** Begin Raw data **
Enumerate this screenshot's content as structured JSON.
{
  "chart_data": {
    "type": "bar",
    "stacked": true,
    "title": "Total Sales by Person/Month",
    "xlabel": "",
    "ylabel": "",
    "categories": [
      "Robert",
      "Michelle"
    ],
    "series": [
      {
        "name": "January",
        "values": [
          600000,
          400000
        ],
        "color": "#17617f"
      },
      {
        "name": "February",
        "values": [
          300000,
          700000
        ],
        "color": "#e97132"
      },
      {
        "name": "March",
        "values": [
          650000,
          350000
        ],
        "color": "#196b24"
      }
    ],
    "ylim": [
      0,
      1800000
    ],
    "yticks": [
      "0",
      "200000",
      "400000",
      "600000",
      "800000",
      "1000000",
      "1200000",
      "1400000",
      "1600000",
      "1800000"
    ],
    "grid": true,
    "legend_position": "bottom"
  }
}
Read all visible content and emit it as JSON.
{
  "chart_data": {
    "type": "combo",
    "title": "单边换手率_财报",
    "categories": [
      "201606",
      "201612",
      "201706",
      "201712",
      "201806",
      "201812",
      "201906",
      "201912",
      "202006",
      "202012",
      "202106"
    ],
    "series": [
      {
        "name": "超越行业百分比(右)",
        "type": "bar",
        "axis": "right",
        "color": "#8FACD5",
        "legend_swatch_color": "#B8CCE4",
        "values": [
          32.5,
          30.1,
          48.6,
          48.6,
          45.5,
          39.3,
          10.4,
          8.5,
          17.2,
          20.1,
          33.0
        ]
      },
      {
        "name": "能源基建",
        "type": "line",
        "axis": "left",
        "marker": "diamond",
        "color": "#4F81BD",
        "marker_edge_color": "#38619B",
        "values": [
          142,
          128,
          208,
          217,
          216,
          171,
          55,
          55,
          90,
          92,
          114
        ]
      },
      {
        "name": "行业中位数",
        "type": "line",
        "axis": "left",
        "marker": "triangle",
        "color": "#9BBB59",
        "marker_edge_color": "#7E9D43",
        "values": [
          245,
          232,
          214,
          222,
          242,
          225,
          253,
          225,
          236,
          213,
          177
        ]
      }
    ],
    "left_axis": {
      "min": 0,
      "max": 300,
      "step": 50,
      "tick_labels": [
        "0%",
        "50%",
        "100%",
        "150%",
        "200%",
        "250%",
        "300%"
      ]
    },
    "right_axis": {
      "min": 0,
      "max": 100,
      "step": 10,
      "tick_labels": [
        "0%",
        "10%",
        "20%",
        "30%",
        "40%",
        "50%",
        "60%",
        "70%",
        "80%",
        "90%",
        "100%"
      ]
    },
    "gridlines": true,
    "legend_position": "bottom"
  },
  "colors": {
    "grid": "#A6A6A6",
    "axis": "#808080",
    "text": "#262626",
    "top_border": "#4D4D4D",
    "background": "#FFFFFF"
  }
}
** End Raw data **
#### Written request:
Reproduce the entries above exactly.

#### Result for this exercise:
Enumerate this screenshot's content as structured JSON.
{
  "chart_data": {
    "type": "bar",
    "stacked": true,
    "title": "Total Sales by Person/Month",
    "xlabel": "",
    "ylabel": "",
    "categories": [
      "Robert",
      "Michelle"
    ],
    "series": [
      {
        "name": "January",
        "values": [
          600000,
          400000
        ],
        "color": "#17617f"
      },
      {
        "name": "February",
        "values": [
          300000,
          700000
        ],
        "color": "#e97132"
      },
      {
        "name": "March",
        "values": [
          650000,
          350000
        ],
        "color": "#196b24"
      }
    ],
    "ylim": [
      0,
      1800000
    ],
    "yticks": [
      "0",
      "200000",
      "400000",
      "600000",
      "800000",
      "1000000",
      "1200000",
      "1400000",
      "1600000",
      "1800000"
    ],
    "grid": true,
    "legend_position": "bottom"
  }
}
Read all visible content and emit it as JSON.
{
  "chart_data": {
    "type": "combo",
    "title": "单边换手率_财报",
    "categories": [
      "201606",
      "201612",
      "201706",
      "201712",
      "201806",
      "201812",
      "201906",
      "201912",
      "202006",
      "202012",
      "202106"
    ],
    "series": [
      {
        "name": "超越行业百分比(右)",
        "type": "bar",
        "axis": "right",
        "color": "#8FACD5",
        "legend_swatch_color": "#B8CCE4",
        "values": [
          32.5,
          30.1,
          48.6,
          48.6,
          45.5,
          39.3,
          10.4,
          8.5,
          17.2,
          20.1,
          33.0
        ]
      },
      {
        "name": "能源基建",
        "type": "line",
        "axis": "left",
        "marker": "diamond",
        "color": "#4F81BD",
        "marker_edge_color": "#38619B",
        "values": [
          142,
          128,
          208,
          217,
          216,
          171,
          55,
          55,
          90,
          92,
          114
        ]
      },
      {
        "name": "行业中位数",
        "type": "line",
        "axis": "left",
        "marker": "triangle",
        "color": "#9BBB59",
        "marker_edge_color": "#7E9D43",
        "values": [
          245,
          232,
          214,
          222,
          242,
          225,
          253,
          225,
          236,
          213,
          177
        ]
      }
    ],
    "left_axis": {
      "min": 0,
      "max": 300,
      "step": 50,
      "tick_labels": [
        "0%",
        "50%",
        "100%",
        "150%",
        "200%",
        "250%",
        "300%"
      ]
    },
    "right_axis": {
      "min": 0,
      "max": 100,
      "step": 10,
      "tick_labels": [
        "0%",
        "10%",
        "20%",
        "30%",
        "40%",
        "50%",
        "60%",
        "70%",
        "80%",
        "90%",
        "100%"
      ]
    },
    "gridlines": true,
    "legend_position": "bottom"
  },
  "colors": {
    "grid": "#A6A6A6",
    "axis": "#808080",
    "text": "#262626",
    "top_border": "#4D4D4D",
    "background": "#FFFFFF"
  }
}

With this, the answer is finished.